— Provided material —
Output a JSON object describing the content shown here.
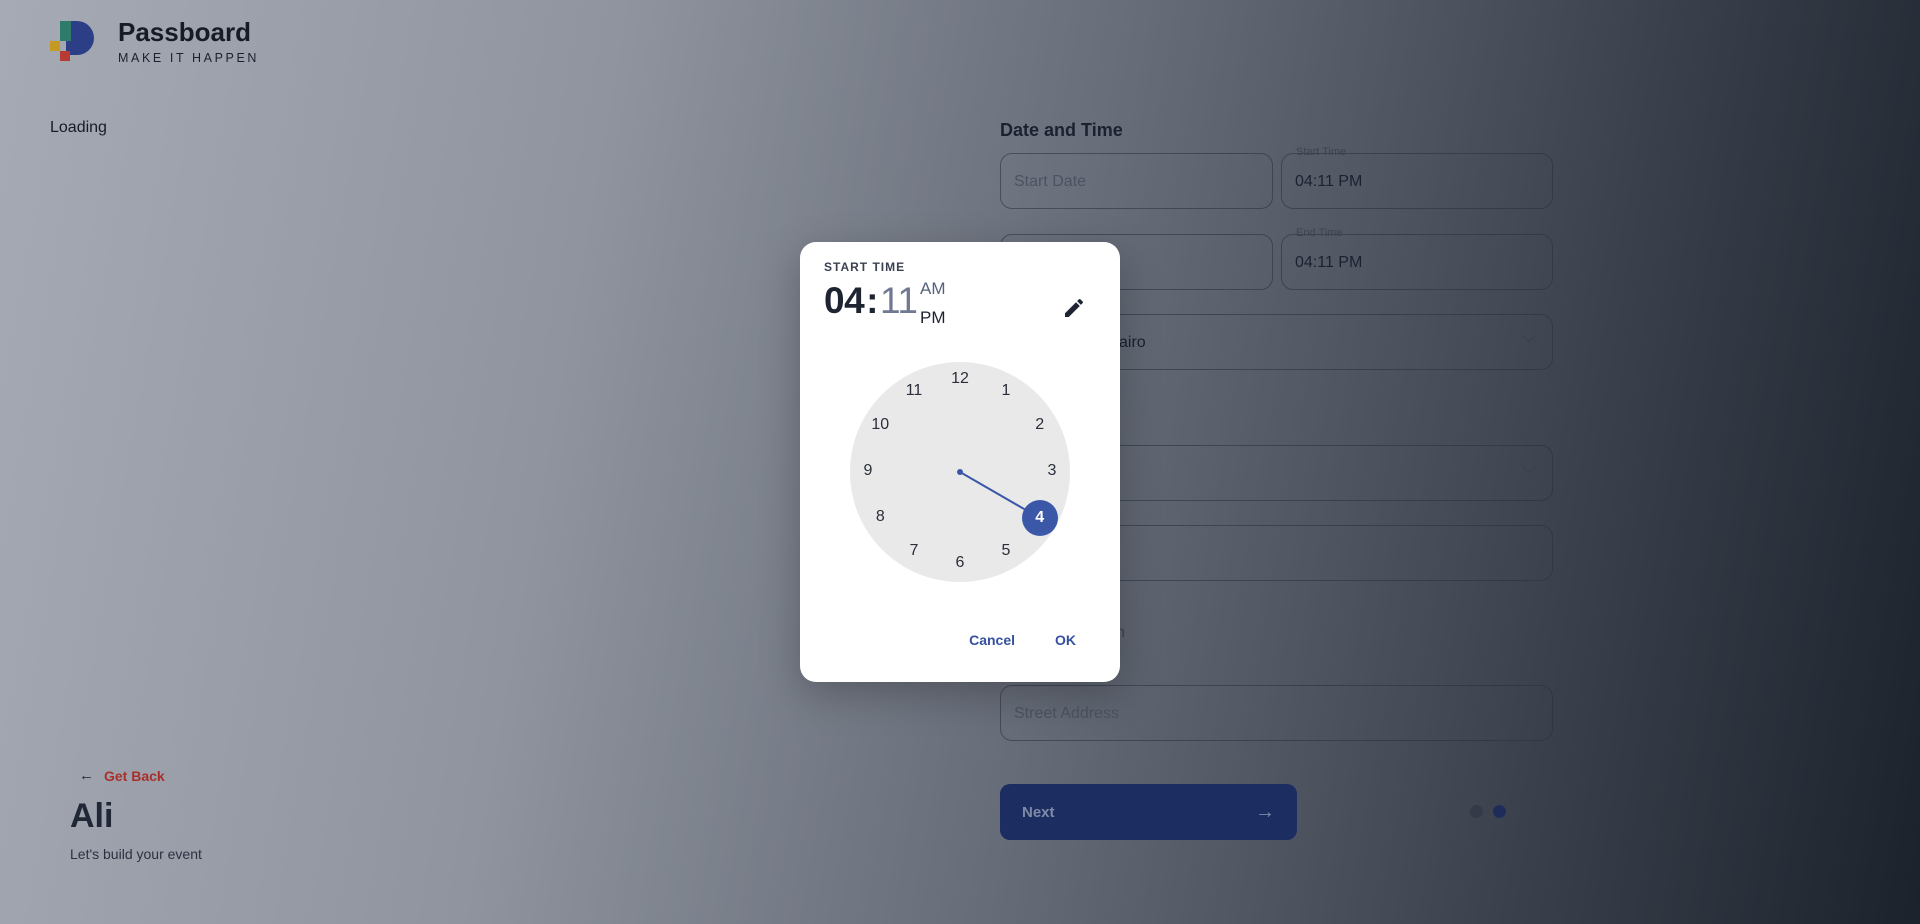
{
  "brand": {
    "name": "Passboard",
    "tagline": "MAKE IT HAPPEN"
  },
  "status": {
    "loading": "Loading"
  },
  "left": {
    "back_label": "Get Back",
    "back_icon": "arrow-left-icon",
    "user_name": "Ali",
    "subtitle": "Let's build your event"
  },
  "form": {
    "section_title": "Date and Time",
    "start_date": {
      "placeholder": "Start Date"
    },
    "start_time": {
      "label": "Start Time",
      "value": "04:11 PM"
    },
    "end_time": {
      "label": "End Time",
      "value": "04:11 PM"
    },
    "timezone": {
      "partial_value": "airo"
    },
    "partial_text": "n",
    "street": {
      "placeholder": "Street Address"
    },
    "next_label": "Next",
    "steps_total": 2,
    "steps_active": 2
  },
  "time_picker": {
    "title": "START TIME",
    "hour": "04",
    "separator": ":",
    "minute": "11",
    "am": "AM",
    "pm": "PM",
    "selected_period": "PM",
    "selected_hour": "4",
    "clock_numbers": [
      "12",
      "1",
      "2",
      "3",
      "4",
      "5",
      "6",
      "7",
      "8",
      "9",
      "10",
      "11"
    ],
    "edit_icon": "pencil-icon",
    "cancel": "Cancel",
    "ok": "OK"
  },
  "colors": {
    "accent": "#3b57a8",
    "danger": "#a8302b",
    "primary_dark": "#1c2d62"
  }
}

— What is required —
Find every line in the records above that holds the word "placeholder", and copy each one.

— Written reply —
      "placeholder": "Start Date"
      "placeholder": "Street Address"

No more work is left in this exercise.